■ To do
Locate all lines with the word "通化利民药业有限责任公司" and copy them out.

Excerpt from a dataset
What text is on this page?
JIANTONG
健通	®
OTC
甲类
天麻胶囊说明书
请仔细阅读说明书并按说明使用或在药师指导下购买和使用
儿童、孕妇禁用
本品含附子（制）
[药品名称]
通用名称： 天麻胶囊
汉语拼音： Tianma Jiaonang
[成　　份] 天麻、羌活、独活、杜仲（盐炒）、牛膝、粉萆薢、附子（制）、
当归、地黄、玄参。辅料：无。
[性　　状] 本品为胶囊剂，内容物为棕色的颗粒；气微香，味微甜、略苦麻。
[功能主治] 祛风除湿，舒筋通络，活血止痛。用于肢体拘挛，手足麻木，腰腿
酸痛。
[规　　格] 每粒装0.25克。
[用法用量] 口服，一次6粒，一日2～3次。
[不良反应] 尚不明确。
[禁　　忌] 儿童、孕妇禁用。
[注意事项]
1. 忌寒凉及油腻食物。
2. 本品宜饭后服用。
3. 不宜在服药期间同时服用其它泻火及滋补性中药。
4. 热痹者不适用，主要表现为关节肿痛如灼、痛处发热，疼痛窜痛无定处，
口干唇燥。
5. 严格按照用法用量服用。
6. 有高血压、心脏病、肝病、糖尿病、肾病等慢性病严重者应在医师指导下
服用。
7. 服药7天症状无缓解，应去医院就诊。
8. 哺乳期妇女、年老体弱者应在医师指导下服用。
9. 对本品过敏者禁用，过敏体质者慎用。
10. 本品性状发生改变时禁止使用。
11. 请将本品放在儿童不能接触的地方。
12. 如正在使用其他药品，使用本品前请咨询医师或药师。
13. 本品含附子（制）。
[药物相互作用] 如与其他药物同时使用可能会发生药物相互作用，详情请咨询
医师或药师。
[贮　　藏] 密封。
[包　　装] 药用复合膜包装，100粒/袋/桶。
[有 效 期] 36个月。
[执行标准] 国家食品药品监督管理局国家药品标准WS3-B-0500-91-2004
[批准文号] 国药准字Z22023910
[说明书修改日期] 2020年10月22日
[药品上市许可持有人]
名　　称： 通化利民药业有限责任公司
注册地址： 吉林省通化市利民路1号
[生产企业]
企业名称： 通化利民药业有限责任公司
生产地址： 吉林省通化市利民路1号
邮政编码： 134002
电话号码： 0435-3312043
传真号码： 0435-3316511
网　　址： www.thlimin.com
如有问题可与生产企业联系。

■ Task output
名　　称： 通化利民药业有限责任公司
企业名称： 通化利民药业有限责任公司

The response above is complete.